Provided information:
• • • • • • •
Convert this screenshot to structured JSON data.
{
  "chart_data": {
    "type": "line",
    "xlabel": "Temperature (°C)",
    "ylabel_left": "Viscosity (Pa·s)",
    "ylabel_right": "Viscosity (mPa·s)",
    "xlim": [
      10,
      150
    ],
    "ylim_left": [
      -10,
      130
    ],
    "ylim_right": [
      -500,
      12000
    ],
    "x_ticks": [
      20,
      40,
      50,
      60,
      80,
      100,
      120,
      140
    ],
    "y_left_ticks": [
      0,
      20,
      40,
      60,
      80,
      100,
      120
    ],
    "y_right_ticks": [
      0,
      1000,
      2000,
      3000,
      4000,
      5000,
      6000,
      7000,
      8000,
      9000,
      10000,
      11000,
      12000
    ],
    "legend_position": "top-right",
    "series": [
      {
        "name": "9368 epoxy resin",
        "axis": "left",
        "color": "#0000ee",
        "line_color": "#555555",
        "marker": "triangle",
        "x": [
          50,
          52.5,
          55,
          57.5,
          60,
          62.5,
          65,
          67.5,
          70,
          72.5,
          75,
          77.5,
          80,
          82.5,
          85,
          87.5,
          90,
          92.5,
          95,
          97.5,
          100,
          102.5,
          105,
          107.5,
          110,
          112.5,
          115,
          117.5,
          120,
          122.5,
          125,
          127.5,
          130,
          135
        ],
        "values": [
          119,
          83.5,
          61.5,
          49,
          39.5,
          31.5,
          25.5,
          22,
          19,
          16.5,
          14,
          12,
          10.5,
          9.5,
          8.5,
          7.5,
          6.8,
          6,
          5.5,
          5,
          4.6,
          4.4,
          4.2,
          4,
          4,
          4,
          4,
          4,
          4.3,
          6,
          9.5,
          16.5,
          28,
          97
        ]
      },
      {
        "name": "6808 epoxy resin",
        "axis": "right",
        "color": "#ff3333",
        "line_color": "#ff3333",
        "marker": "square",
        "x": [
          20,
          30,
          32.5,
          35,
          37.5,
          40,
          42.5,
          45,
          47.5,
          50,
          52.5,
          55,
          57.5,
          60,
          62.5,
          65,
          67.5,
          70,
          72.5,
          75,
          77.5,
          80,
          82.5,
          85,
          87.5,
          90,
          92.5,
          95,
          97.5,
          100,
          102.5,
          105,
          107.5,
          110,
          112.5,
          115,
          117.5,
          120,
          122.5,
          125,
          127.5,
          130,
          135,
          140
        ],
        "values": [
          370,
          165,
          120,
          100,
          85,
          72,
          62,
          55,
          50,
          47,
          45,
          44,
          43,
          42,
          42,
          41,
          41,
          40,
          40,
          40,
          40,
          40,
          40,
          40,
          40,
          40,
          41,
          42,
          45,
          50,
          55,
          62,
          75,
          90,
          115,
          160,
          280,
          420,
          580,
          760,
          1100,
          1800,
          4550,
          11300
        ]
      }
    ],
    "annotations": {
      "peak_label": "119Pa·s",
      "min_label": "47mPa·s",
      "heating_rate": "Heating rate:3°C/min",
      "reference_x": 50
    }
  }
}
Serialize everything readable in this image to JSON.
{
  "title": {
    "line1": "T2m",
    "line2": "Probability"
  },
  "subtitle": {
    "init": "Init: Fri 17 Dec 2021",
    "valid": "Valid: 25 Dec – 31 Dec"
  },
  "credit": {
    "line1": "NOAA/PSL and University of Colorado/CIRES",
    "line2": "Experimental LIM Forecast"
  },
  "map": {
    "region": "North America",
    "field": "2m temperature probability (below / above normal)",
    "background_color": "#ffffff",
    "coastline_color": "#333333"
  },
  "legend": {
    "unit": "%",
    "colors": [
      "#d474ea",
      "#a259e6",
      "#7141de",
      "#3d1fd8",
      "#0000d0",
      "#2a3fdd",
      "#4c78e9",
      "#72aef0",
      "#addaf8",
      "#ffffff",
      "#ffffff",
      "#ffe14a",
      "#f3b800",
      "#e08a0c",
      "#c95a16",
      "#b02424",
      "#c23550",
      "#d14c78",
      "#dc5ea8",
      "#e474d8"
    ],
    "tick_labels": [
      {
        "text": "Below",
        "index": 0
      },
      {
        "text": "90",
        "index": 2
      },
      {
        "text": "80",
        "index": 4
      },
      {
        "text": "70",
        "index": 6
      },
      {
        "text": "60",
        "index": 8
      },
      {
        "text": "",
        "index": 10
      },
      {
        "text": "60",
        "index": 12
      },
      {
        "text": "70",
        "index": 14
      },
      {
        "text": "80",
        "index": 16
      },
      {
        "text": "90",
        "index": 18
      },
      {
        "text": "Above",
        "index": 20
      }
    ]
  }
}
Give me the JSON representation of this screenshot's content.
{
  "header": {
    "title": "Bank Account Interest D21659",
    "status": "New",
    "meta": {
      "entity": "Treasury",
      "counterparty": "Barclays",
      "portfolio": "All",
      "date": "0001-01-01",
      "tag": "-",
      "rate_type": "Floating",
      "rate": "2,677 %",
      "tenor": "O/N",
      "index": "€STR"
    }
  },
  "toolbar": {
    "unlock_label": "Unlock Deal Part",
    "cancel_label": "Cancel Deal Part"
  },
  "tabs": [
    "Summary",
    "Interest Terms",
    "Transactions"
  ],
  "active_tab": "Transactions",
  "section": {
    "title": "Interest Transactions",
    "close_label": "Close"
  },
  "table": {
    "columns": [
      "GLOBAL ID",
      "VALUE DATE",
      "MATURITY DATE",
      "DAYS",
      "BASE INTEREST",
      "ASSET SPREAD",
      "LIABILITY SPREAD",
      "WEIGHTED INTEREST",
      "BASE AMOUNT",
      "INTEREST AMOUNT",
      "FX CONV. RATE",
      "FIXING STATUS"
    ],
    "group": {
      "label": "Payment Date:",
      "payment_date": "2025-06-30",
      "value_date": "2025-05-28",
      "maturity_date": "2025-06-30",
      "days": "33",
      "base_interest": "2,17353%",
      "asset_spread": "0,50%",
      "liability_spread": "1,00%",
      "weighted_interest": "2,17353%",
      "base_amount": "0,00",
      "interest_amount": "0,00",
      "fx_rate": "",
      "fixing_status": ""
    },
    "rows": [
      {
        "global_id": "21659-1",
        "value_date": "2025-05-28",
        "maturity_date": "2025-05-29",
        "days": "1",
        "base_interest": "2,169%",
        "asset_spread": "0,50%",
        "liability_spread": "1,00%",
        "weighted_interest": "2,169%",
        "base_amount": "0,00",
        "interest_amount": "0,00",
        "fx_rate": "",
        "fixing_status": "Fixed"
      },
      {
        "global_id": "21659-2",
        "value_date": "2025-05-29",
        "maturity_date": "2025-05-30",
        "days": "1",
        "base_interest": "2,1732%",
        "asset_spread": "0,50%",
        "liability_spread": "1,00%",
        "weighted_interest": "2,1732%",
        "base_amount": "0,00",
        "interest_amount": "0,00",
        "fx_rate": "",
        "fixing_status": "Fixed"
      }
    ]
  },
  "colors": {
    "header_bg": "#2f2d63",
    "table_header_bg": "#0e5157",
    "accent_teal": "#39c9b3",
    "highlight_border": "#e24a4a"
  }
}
• • • • • • •
Task requirements:
Output each record exactly, leaving nothing out.

Result of the exercise:
Convert this screenshot to structured JSON data.
{
  "chart_data": {
    "type": "line",
    "xlabel": "Temperature (°C)",
    "ylabel_left": "Viscosity (Pa·s)",
    "ylabel_right": "Viscosity (mPa·s)",
    "xlim": [
      10,
      150
    ],
    "ylim_left": [
      -10,
      130
    ],
    "ylim_right": [
      -500,
      12000
    ],
    "x_ticks": [
      20,
      40,
      50,
      60,
      80,
      100,
      120,
      140
    ],
    "y_left_ticks": [
      0,
      20,
      40,
      60,
      80,
      100,
      120
    ],
    "y_right_ticks": [
      0,
      1000,
      2000,
      3000,
      4000,
      5000,
      6000,
      7000,
      8000,
      9000,
      10000,
      11000,
      12000
    ],
    "legend_position": "top-right",
    "series": [
      {
        "name": "9368 epoxy resin",
        "axis": "left",
        "color": "#0000ee",
        "line_color": "#555555",
        "marker": "triangle",
        "x": [
          50,
          52.5,
          55,
          57.5,
          60,
          62.5,
          65,
          67.5,
          70,
          72.5,
          75,
          77.5,
          80,
          82.5,
          85,
          87.5,
          90,
          92.5,
          95,
          97.5,
          100,
          102.5,
          105,
          107.5,
          110,
          112.5,
          115,
          117.5,
          120,
          122.5,
          125,
          127.5,
          130,
          135
        ],
        "values": [
          119,
          83.5,
          61.5,
          49,
          39.5,
          31.5,
          25.5,
          22,
          19,
          16.5,
          14,
          12,
          10.5,
          9.5,
          8.5,
          7.5,
          6.8,
          6,
          5.5,
          5,
          4.6,
          4.4,
          4.2,
          4,
          4,
          4,
          4,
          4,
          4.3,
          6,
          9.5,
          16.5,
          28,
          97
        ]
      },
      {
        "name": "6808 epoxy resin",
        "axis": "right",
        "color": "#ff3333",
        "line_color": "#ff3333",
        "marker": "square",
        "x": [
          20,
          30,
          32.5,
          35,
          37.5,
          40,
          42.5,
          45,
          47.5,
          50,
          52.5,
          55,
          57.5,
          60,
          62.5,
          65,
          67.5,
          70,
          72.5,
          75,
          77.5,
          80,
          82.5,
          85,
          87.5,
          90,
          92.5,
          95,
          97.5,
          100,
          102.5,
          105,
          107.5,
          110,
          112.5,
          115,
          117.5,
          120,
          122.5,
          125,
          127.5,
          130,
          135,
          140
        ],
        "values": [
          370,
          165,
          120,
          100,
          85,
          72,
          62,
          55,
          50,
          47,
          45,
          44,
          43,
          42,
          42,
          41,
          41,
          40,
          40,
          40,
          40,
          40,
          40,
          40,
          40,
          40,
          41,
          42,
          45,
          50,
          55,
          62,
          75,
          90,
          115,
          160,
          280,
          420,
          580,
          760,
          1100,
          1800,
          4550,
          11300
        ]
      }
    ],
    "annotations": {
      "peak_label": "119Pa·s",
      "min_label": "47mPa·s",
      "heating_rate": "Heating rate:3°C/min",
      "reference_x": 50
    }
  }
}
Serialize everything readable in this image to JSON.
{
  "title": {
    "line1": "T2m",
    "line2": "Probability"
  },
  "subtitle": {
    "init": "Init: Fri 17 Dec 2021",
    "valid": "Valid: 25 Dec – 31 Dec"
  },
  "credit": {
    "line1": "NOAA/PSL and University of Colorado/CIRES",
    "line2": "Experimental LIM Forecast"
  },
  "map": {
    "region": "North America",
    "field": "2m temperature probability (below / above normal)",
    "background_color": "#ffffff",
    "coastline_color": "#333333"
  },
  "legend": {
    "unit": "%",
    "colors": [
      "#d474ea",
      "#a259e6",
      "#7141de",
      "#3d1fd8",
      "#0000d0",
      "#2a3fdd",
      "#4c78e9",
      "#72aef0",
      "#addaf8",
      "#ffffff",
      "#ffffff",
      "#ffe14a",
      "#f3b800",
      "#e08a0c",
      "#c95a16",
      "#b02424",
      "#c23550",
      "#d14c78",
      "#dc5ea8",
      "#e474d8"
    ],
    "tick_labels": [
      {
        "text": "Below",
        "index": 0
      },
      {
        "text": "90",
        "index": 2
      },
      {
        "text": "80",
        "index": 4
      },
      {
        "text": "70",
        "index": 6
      },
      {
        "text": "60",
        "index": 8
      },
      {
        "text": "",
        "index": 10
      },
      {
        "text": "60",
        "index": 12
      },
      {
        "text": "70",
        "index": 14
      },
      {
        "text": "80",
        "index": 16
      },
      {
        "text": "90",
        "index": 18
      },
      {
        "text": "Above",
        "index": 20
      }
    ]
  }
}
Give me the JSON representation of this screenshot's content.
{
  "header": {
    "title": "Bank Account Interest D21659",
    "status": "New",
    "meta": {
      "entity": "Treasury",
      "counterparty": "Barclays",
      "portfolio": "All",
      "date": "0001-01-01",
      "tag": "-",
      "rate_type": "Floating",
      "rate": "2,677 %",
      "tenor": "O/N",
      "index": "€STR"
    }
  },
  "toolbar": {
    "unlock_label": "Unlock Deal Part",
    "cancel_label": "Cancel Deal Part"
  },
  "tabs": [
    "Summary",
    "Interest Terms",
    "Transactions"
  ],
  "active_tab": "Transactions",
  "section": {
    "title": "Interest Transactions",
    "close_label": "Close"
  },
  "table": {
    "columns": [
      "GLOBAL ID",
      "VALUE DATE",
      "MATURITY DATE",
      "DAYS",
      "BASE INTEREST",
      "ASSET SPREAD",
      "LIABILITY SPREAD",
      "WEIGHTED INTEREST",
      "BASE AMOUNT",
      "INTEREST AMOUNT",
      "FX CONV. RATE",
      "FIXING STATUS"
    ],
    "group": {
      "label": "Payment Date:",
      "payment_date": "2025-06-30",
      "value_date": "2025-05-28",
      "maturity_date": "2025-06-30",
      "days": "33",
      "base_interest": "2,17353%",
      "asset_spread": "0,50%",
      "liability_spread": "1,00%",
      "weighted_interest": "2,17353%",
      "base_amount": "0,00",
      "interest_amount": "0,00",
      "fx_rate": "",
      "fixing_status": ""
    },
    "rows": [
      {
        "global_id": "21659-1",
        "value_date": "2025-05-28",
        "maturity_date": "2025-05-29",
        "days": "1",
        "base_interest": "2,169%",
        "asset_spread": "0,50%",
        "liability_spread": "1,00%",
        "weighted_interest": "2,169%",
        "base_amount": "0,00",
        "interest_amount": "0,00",
        "fx_rate": "",
        "fixing_status": "Fixed"
      },
      {
        "global_id": "21659-2",
        "value_date": "2025-05-29",
        "maturity_date": "2025-05-30",
        "days": "1",
        "base_interest": "2,1732%",
        "asset_spread": "0,50%",
        "liability_spread": "1,00%",
        "weighted_interest": "2,1732%",
        "base_amount": "0,00",
        "interest_amount": "0,00",
        "fx_rate": "",
        "fixing_status": "Fixed"
      }
    ]
  },
  "colors": {
    "header_bg": "#2f2d63",
    "table_header_bg": "#0e5157",
    "accent_teal": "#39c9b3",
    "highlight_border": "#e24a4a"
  }
}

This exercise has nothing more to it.